Reproduce only the data from the line containing "message-text: 佑中华，武汉加油！ [171, 303, 280, 317]" through the line containing "message-text: 像列车驶过黑暗的隧道一样，我们遇到的那些艰难的 [3, 211, 280, 225]", renaming "message-text" to "chat-message" and leaving everything else unchanged.

> _RECORDS TO USE_
______

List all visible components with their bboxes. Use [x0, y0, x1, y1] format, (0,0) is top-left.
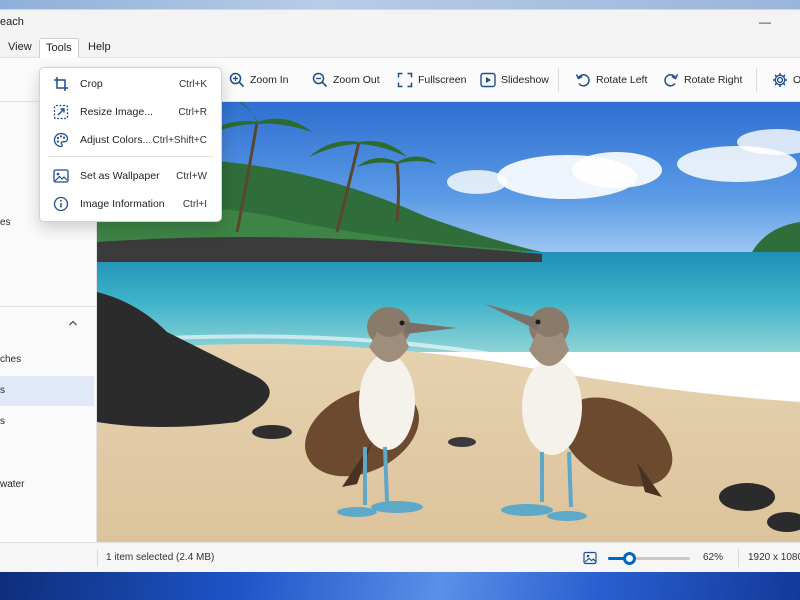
status-bar: 1 item selected (2.4 MB) 62% 1920 x 1080 — [0, 542, 800, 572]
menu-item-resize-image[interactable]: Resize Image... Ctrl+R — [40, 98, 221, 126]
tools-menu-dropdown: Crop Ctrl+K Resize Image... Ctrl+R Adjus… — [39, 67, 222, 222]
menu-view[interactable]: View — [2, 38, 38, 58]
fullscreen-label: Fullscreen — [418, 74, 467, 86]
zoom-out-icon — [312, 72, 328, 88]
menu-item-image-information[interactable]: Image Information Ctrl+I — [40, 190, 221, 218]
menu-item-label: Image Information — [80, 198, 165, 210]
desktop-wallpaper-bottom — [0, 572, 800, 600]
menu-tools[interactable]: Tools — [39, 38, 79, 58]
slideshow-label: Slideshow — [501, 74, 549, 86]
rotate-right-label: Rotate Right — [684, 74, 743, 86]
rotate-left-button[interactable]: Rotate Left — [575, 69, 647, 91]
sidebar-item-selected[interactable]: s — [0, 376, 94, 406]
rotate-left-label: Rotate Left — [596, 74, 648, 86]
zoom-in-button[interactable]: Zoom In — [229, 69, 289, 91]
rotate-right-button[interactable]: Rotate Right — [663, 69, 742, 91]
menu-divider — [48, 156, 213, 157]
menu-bar: View Tools Help — [0, 36, 800, 58]
gear-icon — [773, 73, 787, 87]
zoom-slider[interactable] — [608, 552, 690, 565]
image-icon[interactable] — [583, 551, 597, 565]
minimize-button[interactable]: — — [756, 13, 774, 31]
menu-item-shortcut: Ctrl+Shift+C — [152, 134, 207, 146]
rotate-right-icon — [664, 74, 679, 87]
menu-item-adjust-colors[interactable]: Adjust Colors... Ctrl+Shift+C — [40, 126, 221, 154]
title-bar: each — — [0, 10, 800, 36]
chevron-up-icon[interactable] — [66, 316, 80, 330]
menu-item-shortcut: Ctrl+R — [178, 106, 207, 118]
fullscreen-icon — [397, 72, 413, 88]
window-title: each — [0, 16, 24, 28]
menu-help[interactable]: Help — [82, 38, 117, 58]
image-dimensions: 1920 x 1080 — [748, 552, 800, 563]
toolbar-divider — [756, 68, 757, 92]
zoom-in-label: Zoom In — [250, 74, 289, 86]
slideshow-button[interactable]: Slideshow — [480, 69, 549, 91]
image-viewer-window: each — View Tools Help Zoom In Zoom Out … — [0, 9, 800, 572]
desktop-wallpaper-top — [0, 0, 800, 9]
menu-item-shortcut: Ctrl+K — [178, 78, 207, 90]
info-icon — [53, 196, 69, 212]
resize-icon — [53, 104, 69, 120]
rotate-left-icon — [575, 74, 590, 87]
menu-item-shortcut: Ctrl+I — [182, 198, 207, 210]
menu-item-label: Resize Image... — [80, 106, 153, 118]
options-label: O — [793, 74, 800, 86]
menu-item-label: Crop — [80, 78, 103, 90]
status-divider — [738, 549, 739, 567]
menu-item-label: Adjust Colors... — [80, 134, 152, 146]
menu-item-shortcut: Ctrl+W — [176, 170, 207, 182]
sidebar-item[interactable]: ches — [0, 349, 96, 371]
zoom-in-icon — [229, 72, 245, 88]
sidebar-item[interactable]: water — [0, 474, 96, 496]
sidebar-item[interactable]: s — [0, 411, 96, 433]
sidebar-divider — [0, 306, 96, 307]
selection-status: 1 item selected (2.4 MB) — [106, 552, 215, 563]
menu-item-label: Set as Wallpaper — [80, 170, 160, 182]
zoom-level: 62% — [703, 552, 724, 563]
zoom-out-button[interactable]: Zoom Out — [312, 69, 380, 91]
toolbar-divider — [558, 68, 559, 92]
menu-item-crop[interactable]: Crop Ctrl+K — [40, 70, 221, 98]
zoom-slider-thumb[interactable] — [622, 552, 636, 565]
status-divider — [97, 549, 98, 567]
options-button[interactable]: O — [772, 69, 800, 91]
fullscreen-button[interactable]: Fullscreen — [397, 69, 466, 91]
slideshow-icon — [480, 72, 496, 88]
wallpaper-icon — [53, 169, 69, 183]
zoom-out-label: Zoom Out — [333, 74, 380, 86]
crop-icon — [54, 77, 68, 91]
palette-icon — [53, 132, 69, 148]
menu-item-set-as-wallpaper[interactable]: Set as Wallpaper Ctrl+W — [40, 162, 221, 190]
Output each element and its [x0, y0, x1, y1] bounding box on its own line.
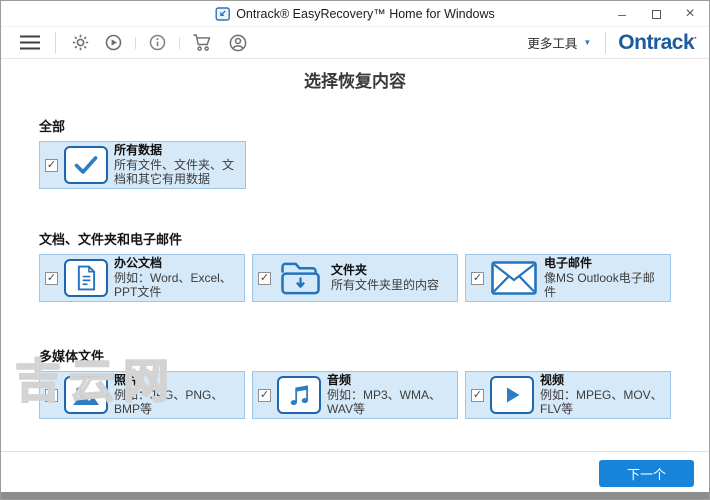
section-label-docs: 文档、文件夹和电子邮件 [39, 232, 183, 247]
app-window: Ontrack® EasyRecovery™ Home for Windows … [0, 0, 710, 500]
maximize-icon [651, 9, 661, 19]
video-icon [490, 376, 534, 414]
more-tools-button[interactable]: 更多工具 ▼ [521, 29, 597, 56]
card-title: 办公文档 [114, 255, 163, 270]
card-desc: 例如：MPEG、MOV、FLV等 [540, 387, 663, 417]
check-icon: ✓ [472, 271, 483, 284]
card-desc: 例如：Word、Excel、PPT文件 [114, 270, 232, 300]
card-title: 所有数据 [114, 142, 163, 157]
bottom-strip [1, 492, 709, 499]
card-title: 视频 [540, 372, 565, 387]
toolbar-separator [605, 31, 607, 54]
menu-icon[interactable] [20, 35, 40, 50]
info-icon[interactable] [148, 33, 167, 52]
ontrack-logo: Ontrack· [618, 30, 697, 54]
maximize-button[interactable] [639, 1, 673, 27]
history-icon[interactable] [104, 33, 123, 52]
toolbar: 更多工具 ▼ Ontrack· [1, 27, 709, 59]
all-data-check-icon [64, 146, 108, 184]
checkbox-folders[interactable]: ✓ [258, 271, 271, 285]
toolbar-separator [179, 36, 180, 49]
card-title: 文件夹 [331, 263, 368, 278]
email-icon [490, 258, 538, 298]
photo-icon [64, 376, 108, 414]
checkbox-audio[interactable]: ✓ [258, 388, 271, 402]
audio-icon [277, 376, 321, 414]
next-button[interactable]: 下一个 [599, 460, 694, 487]
page-title: 选择恢复内容 [304, 72, 406, 91]
checkbox-email[interactable]: ✓ [471, 271, 484, 285]
card-video[interactable]: ✓ 视频 例如：MPEG、MOV、FLV等 [465, 371, 671, 419]
checkbox-all-data[interactable]: ✓ [45, 158, 58, 172]
card-folders[interactable]: ✓ 文件夹 所有文件夹里的内容 [252, 254, 458, 302]
footer: 下一个 [1, 451, 709, 492]
check-icon: ✓ [46, 158, 57, 171]
check-icon: ✓ [259, 271, 270, 284]
card-desc: 像MS Outlook电子邮件 [544, 270, 655, 300]
check-icon: ✓ [46, 271, 57, 284]
card-photos[interactable]: ✓ 照片 例如：JPG、PNG、BMP等 [39, 371, 245, 419]
close-button[interactable]: × [673, 1, 707, 27]
toolbar-separator [135, 36, 136, 49]
toolbar-separator [55, 31, 56, 54]
title-bar: Ontrack® EasyRecovery™ Home for Windows … [1, 1, 709, 27]
card-desc: 例如：JPG、PNG、BMP等 [114, 387, 224, 417]
cart-icon[interactable] [192, 33, 214, 52]
section-label-multimedia: 多媒体文件 [39, 349, 105, 364]
gear-icon[interactable] [71, 33, 90, 52]
minimize-button[interactable]: – [605, 1, 639, 27]
card-title: 音频 [327, 372, 352, 387]
card-desc: 所有文件、文件夹、文档和其它有用数据 [114, 157, 235, 187]
user-icon[interactable] [228, 33, 248, 53]
card-title: 照片 [114, 372, 139, 387]
card-desc: 所有文件夹里的内容 [331, 278, 440, 292]
checkbox-office-docs[interactable]: ✓ [45, 271, 58, 285]
app-icon [215, 7, 230, 21]
card-desc: 例如：MP3、WMA、WAV等 [327, 387, 442, 417]
card-all-data[interactable]: ✓ 所有数据 所有文件、文件夹、文档和其它有用数据 [39, 141, 246, 189]
logo-mark: · [694, 32, 697, 44]
card-email[interactable]: ✓ 电子邮件 像MS Outlook电子邮件 [465, 254, 671, 302]
document-icon [64, 259, 108, 297]
window-title: Ontrack® EasyRecovery™ Home for Windows [236, 7, 495, 21]
check-icon: ✓ [472, 388, 483, 401]
check-icon: ✓ [259, 388, 270, 401]
card-title: 电子邮件 [544, 255, 593, 270]
chevron-down-icon: ▼ [583, 38, 592, 47]
card-audio[interactable]: ✓ 音频 例如：MP3、WMA、WAV等 [252, 371, 458, 419]
check-icon: ✓ [46, 388, 57, 401]
folder-icon [277, 258, 325, 298]
more-tools-label: 更多工具 [527, 37, 578, 51]
section-label-all: 全部 [39, 119, 66, 134]
card-office-docs[interactable]: ✓ 办公文档 例如：Word、Excel、PPT文件 [39, 254, 245, 302]
checkbox-photos[interactable]: ✓ [45, 388, 58, 402]
checkbox-video[interactable]: ✓ [471, 388, 484, 402]
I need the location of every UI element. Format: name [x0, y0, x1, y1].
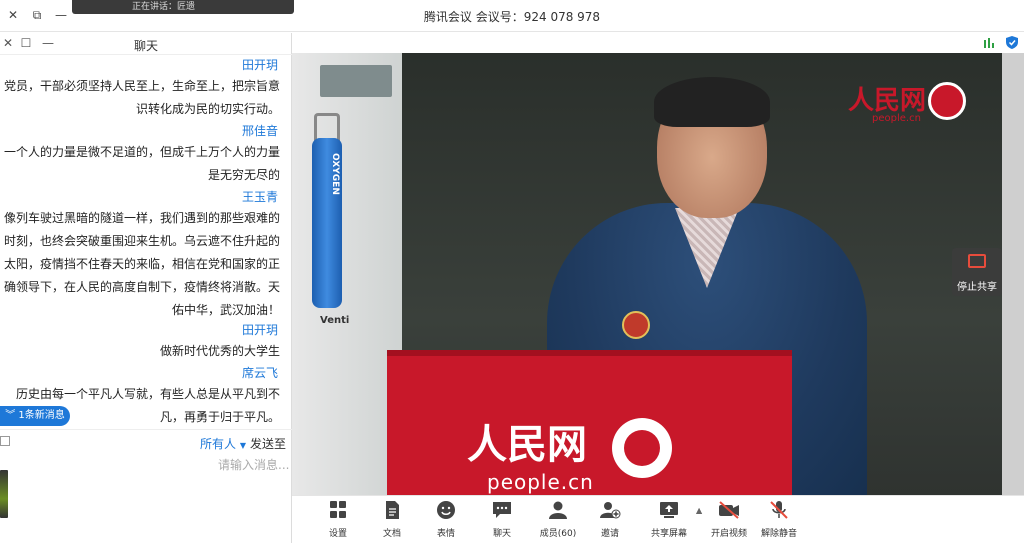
message-text: 佑中华，武汉加油！ [171, 303, 280, 317]
background-text: Venti [320, 315, 350, 326]
chat-icon [491, 500, 513, 520]
stop-share-button[interactable]: 停止共享 [952, 248, 1002, 296]
message-sender: 邢佳音 [241, 124, 278, 138]
podium-logo-icon [612, 418, 672, 478]
send-target-dropdown[interactable]: 所有人 ▼ [200, 435, 246, 452]
message-item: 邢佳音 一个人的力量是微不足道的，但成千上万个人的力量 是无穷无尽的 [0, 121, 286, 187]
message-text: 像列车驶过黑暗的隧道一样，我们遇到的那些艰难的 [3, 211, 280, 225]
new-messages-label: 1条新消息 [18, 410, 65, 421]
members-button[interactable]: 成员(60) [536, 500, 580, 540]
message-sender: 席云飞 [241, 366, 278, 380]
emoji-label: 表情 [436, 529, 455, 539]
tank-valve [314, 113, 340, 141]
message-text: 确领导下，在人民的高度自制下，疫情终将消散。天 [3, 280, 280, 294]
message-text: 做新时代优秀的大学生 [159, 344, 280, 358]
mic-off-icon [768, 500, 790, 520]
send-target-value: 所有人 [200, 437, 237, 451]
chat-title: 聊天 [133, 39, 158, 53]
unmute-label: 解除静音 [760, 529, 797, 539]
chevron-down-icon: ︾ [5, 410, 16, 421]
message-text: 识转化成为民的切实行动。 [135, 102, 280, 116]
members-icon [547, 500, 569, 520]
message-text: 党员，干部必须坚持人民至上，生命至上，把宗旨意 [3, 79, 280, 93]
podium-logo-en: people.cn [487, 470, 594, 494]
docs-label: 文档 [382, 529, 401, 539]
message-text: 是无穷无尽的 [207, 168, 280, 182]
send-target-bar: 所有人 ▼ 发送至 [0, 429, 292, 453]
speaker-hair [654, 77, 770, 127]
chat-input[interactable]: 请输入消息... [218, 456, 289, 473]
tank-label: OXYGEN [330, 153, 340, 195]
chat-window: ✕ ☐ — 聊天 田开玥 党员，干部必须坚持人民至上，生命至上，把宗旨意 识转化… [0, 33, 292, 543]
shield-icon[interactable] [1006, 36, 1018, 49]
invite-icon [599, 500, 621, 520]
message-text: 一个人的力量是微不足道的，但成千上万个人的力量 [3, 145, 280, 159]
share-screen-icon [658, 500, 680, 520]
share-screen-label: 共享屏幕 [650, 529, 687, 539]
watermark-logo-en: people.cn [872, 113, 921, 124]
message-item: 田开玥 做新时代优秀的大学生 [0, 320, 286, 363]
document-icon [381, 500, 403, 520]
message-sender: 田开玥 [241, 323, 278, 337]
message-sender: 田开玥 [241, 58, 278, 72]
stop-share-label: 停止共享 [957, 282, 997, 293]
camera-off-icon [718, 500, 740, 520]
watermark-logo-cn: 人民网 [848, 86, 927, 116]
docs-button[interactable]: 文档 [372, 500, 412, 540]
message-text: 太阳，疫情挡不住春天的来临，相信在党和国家的正 [3, 257, 280, 271]
share-screen-button[interactable]: ▲ 共享屏幕 [644, 500, 702, 540]
signal-icon[interactable] [984, 38, 996, 48]
video-button[interactable]: ▲ 开启视频 [696, 500, 754, 540]
new-messages-button[interactable]: ︾ 1条新消息 [0, 406, 70, 426]
chat-button[interactable]: 聊天 [482, 500, 522, 540]
caret-up-icon[interactable]: ▲ [696, 506, 702, 515]
emoji-icon [435, 500, 457, 520]
speaking-toast: 正在讲话：匠遗 [72, 0, 294, 14]
settings-icon [327, 500, 349, 520]
screenshot-icon[interactable] [0, 436, 10, 446]
chat-header: ✕ ☐ — 聊天 [0, 33, 292, 55]
message-item: 田开玥 党员，干部必须坚持人民至上，生命至上，把宗旨意 识转化成为民的切实行动。 [0, 55, 286, 121]
unmute-button[interactable]: 解除静音 [754, 500, 804, 540]
message-item: 王玉青 像列车驶过黑暗的隧道一样，我们遇到的那些艰难的 时刻，也终会突破重围迎来… [0, 187, 286, 322]
message-text: 时刻，也终会突破重围迎来生机。乌云遮不住升起的 [3, 234, 280, 248]
message-list[interactable]: 田开玥 党员，干部必须坚持人民至上，生命至上，把宗旨意 识转化成为民的切实行动。… [0, 55, 292, 427]
chat-label: 聊天 [492, 529, 511, 539]
caret-down-icon: ▼ [239, 441, 246, 450]
invite-label: 邀请 [600, 529, 619, 539]
members-label: 成员(60) [539, 529, 577, 539]
meeting-toolbar: 解除静音 ▲ 开启视频 ▲ 共享屏幕 邀请 成员(60) 聊天 表情 文档 设置 [292, 495, 1024, 543]
settings-label: 设置 [328, 529, 347, 539]
message-sender: 王玉青 [241, 190, 278, 204]
settings-button[interactable]: 设置 [318, 500, 358, 540]
video-label: 开启视频 [710, 529, 747, 539]
stop-share-icon [968, 254, 986, 268]
send-to-label: 发送至 [250, 437, 287, 451]
background-sign [320, 65, 392, 97]
emoji-button[interactable]: 表情 [426, 500, 466, 540]
volume-meter [0, 470, 8, 518]
watermark-logo-icon [928, 82, 966, 120]
message-text: 历史由每一个平凡人写就，有些人总是从平凡到不 [15, 387, 280, 401]
lapel-badge [622, 311, 650, 339]
invite-button[interactable]: 邀请 [590, 500, 630, 540]
podium-logo-cn: 人民网 [467, 421, 587, 468]
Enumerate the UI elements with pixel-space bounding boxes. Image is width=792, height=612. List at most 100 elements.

______

> _TASK SOLUTION_
chat-message: 佑中华，武汉加油！ [171, 303, 280, 317]
background-text: Venti [320, 315, 350, 326]
chat-icon [491, 500, 513, 520]
stop-share-button[interactable]: 停止共享 [952, 248, 1002, 296]
message-sender: 邢佳音 [241, 124, 278, 138]
podium-logo-icon [612, 418, 672, 478]
send-target-dropdown[interactable]: 所有人 ▼ [200, 435, 246, 452]
message-item: 邢佳音 一个人的力量是微不足道的，但成千上万个人的力量 是无穷无尽的 [0, 121, 286, 187]
chat-message: 像列车驶过黑暗的隧道一样，我们遇到的那些艰难的 [3, 211, 280, 225]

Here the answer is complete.